Dataset entries –
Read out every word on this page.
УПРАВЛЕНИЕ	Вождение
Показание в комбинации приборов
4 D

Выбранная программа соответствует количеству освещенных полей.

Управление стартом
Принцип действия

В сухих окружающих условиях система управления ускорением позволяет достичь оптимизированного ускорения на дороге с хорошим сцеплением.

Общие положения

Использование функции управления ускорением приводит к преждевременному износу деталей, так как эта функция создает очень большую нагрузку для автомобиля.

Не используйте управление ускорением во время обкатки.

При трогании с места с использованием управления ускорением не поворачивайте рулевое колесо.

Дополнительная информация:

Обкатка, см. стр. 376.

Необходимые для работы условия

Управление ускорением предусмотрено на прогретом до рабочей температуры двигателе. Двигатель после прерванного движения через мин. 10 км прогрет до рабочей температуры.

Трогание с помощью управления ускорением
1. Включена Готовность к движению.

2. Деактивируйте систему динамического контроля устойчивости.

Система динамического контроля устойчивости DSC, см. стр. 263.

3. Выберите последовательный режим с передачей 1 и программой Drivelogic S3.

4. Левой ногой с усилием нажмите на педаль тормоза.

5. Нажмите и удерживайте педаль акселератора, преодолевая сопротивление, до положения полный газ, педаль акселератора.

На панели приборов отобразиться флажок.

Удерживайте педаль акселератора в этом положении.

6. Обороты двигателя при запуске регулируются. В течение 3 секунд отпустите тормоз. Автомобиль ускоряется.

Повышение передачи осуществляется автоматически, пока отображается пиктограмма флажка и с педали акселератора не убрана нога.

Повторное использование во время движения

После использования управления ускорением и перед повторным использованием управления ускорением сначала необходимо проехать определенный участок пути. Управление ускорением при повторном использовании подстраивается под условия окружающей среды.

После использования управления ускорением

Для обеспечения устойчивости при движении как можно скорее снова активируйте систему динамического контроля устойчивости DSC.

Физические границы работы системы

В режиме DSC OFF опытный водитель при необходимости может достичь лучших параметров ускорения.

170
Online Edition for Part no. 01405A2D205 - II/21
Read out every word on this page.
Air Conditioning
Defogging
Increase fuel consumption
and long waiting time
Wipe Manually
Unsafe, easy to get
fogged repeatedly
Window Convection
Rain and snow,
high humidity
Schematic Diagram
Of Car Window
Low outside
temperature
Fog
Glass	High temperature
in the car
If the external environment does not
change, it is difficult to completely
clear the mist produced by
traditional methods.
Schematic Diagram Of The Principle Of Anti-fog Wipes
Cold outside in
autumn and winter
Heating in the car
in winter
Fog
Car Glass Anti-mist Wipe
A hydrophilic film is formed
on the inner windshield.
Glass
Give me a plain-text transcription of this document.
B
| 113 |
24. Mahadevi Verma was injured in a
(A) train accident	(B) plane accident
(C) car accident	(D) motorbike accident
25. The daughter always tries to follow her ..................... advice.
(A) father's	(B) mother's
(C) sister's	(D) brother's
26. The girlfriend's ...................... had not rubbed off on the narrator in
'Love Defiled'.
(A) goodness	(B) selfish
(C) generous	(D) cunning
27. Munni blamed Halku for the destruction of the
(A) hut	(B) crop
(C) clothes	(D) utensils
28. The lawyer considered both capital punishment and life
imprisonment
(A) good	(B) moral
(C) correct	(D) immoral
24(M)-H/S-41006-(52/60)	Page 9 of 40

Short task –
Output every entry shown above, exactly.

Written answer –
Read out every word on this page.
УПРАВЛЕНИЕ	Вождение
Показание в комбинации приборов
4 D

Выбранная программа соответствует количеству освещенных полей.

Управление стартом
Принцип действия

В сухих окружающих условиях система управления ускорением позволяет достичь оптимизированного ускорения на дороге с хорошим сцеплением.

Общие положения

Использование функции управления ускорением приводит к преждевременному износу деталей, так как эта функция создает очень большую нагрузку для автомобиля.

Не используйте управление ускорением во время обкатки.

При трогании с места с использованием управления ускорением не поворачивайте рулевое колесо.

Дополнительная информация:

Обкатка, см. стр. 376.

Необходимые для работы условия

Управление ускорением предусмотрено на прогретом до рабочей температуры двигателе. Двигатель после прерванного движения через мин. 10 км прогрет до рабочей температуры.

Трогание с помощью управления ускорением
1. Включена Готовность к движению.

2. Деактивируйте систему динамического контроля устойчивости.

Система динамического контроля устойчивости DSC, см. стр. 263.

3. Выберите последовательный режим с передачей 1 и программой Drivelogic S3.

4. Левой ногой с усилием нажмите на педаль тормоза.

5. Нажмите и удерживайте педаль акселератора, преодолевая сопротивление, до положения полный газ, педаль акселератора.

На панели приборов отобразиться флажок.

Удерживайте педаль акселератора в этом положении.

6. Обороты двигателя при запуске регулируются. В течение 3 секунд отпустите тормоз. Автомобиль ускоряется.

Повышение передачи осуществляется автоматически, пока отображается пиктограмма флажка и с педали акселератора не убрана нога.

Повторное использование во время движения

После использования управления ускорением и перед повторным использованием управления ускорением сначала необходимо проехать определенный участок пути. Управление ускорением при повторном использовании подстраивается под условия окружающей среды.

После использования управления ускорением

Для обеспечения устойчивости при движении как можно скорее снова активируйте систему динамического контроля устойчивости DSC.

Физические границы работы системы

В режиме DSC OFF опытный водитель при необходимости может достичь лучших параметров ускорения.

170
Online Edition for Part no. 01405A2D205 - II/21
Read out every word on this page.
Air Conditioning
Defogging
Increase fuel consumption
and long waiting time
Wipe Manually
Unsafe, easy to get
fogged repeatedly
Window Convection
Rain and snow,
high humidity
Schematic Diagram
Of Car Window
Low outside
temperature
Fog
Glass	High temperature
in the car
If the external environment does not
change, it is difficult to completely
clear the mist produced by
traditional methods.
Schematic Diagram Of The Principle Of Anti-fog Wipes
Cold outside in
autumn and winter
Heating in the car
in winter
Fog
Car Glass Anti-mist Wipe
A hydrophilic film is formed
on the inner windshield.
Glass
Give me a plain-text transcription of this document.
B
| 113 |
24. Mahadevi Verma was injured in a
(A) train accident	(B) plane accident
(C) car accident	(D) motorbike accident
25. The daughter always tries to follow her ..................... advice.
(A) father's	(B) mother's
(C) sister's	(D) brother's
26. The girlfriend's ...................... had not rubbed off on the narrator in
'Love Defiled'.
(A) goodness	(B) selfish
(C) generous	(D) cunning
27. Munni blamed Halku for the destruction of the
(A) hut	(B) crop
(C) clothes	(D) utensils
28. The lawyer considered both capital punishment and life
imprisonment
(A) good	(B) moral
(C) correct	(D) immoral
24(M)-H/S-41006-(52/60)	Page 9 of 40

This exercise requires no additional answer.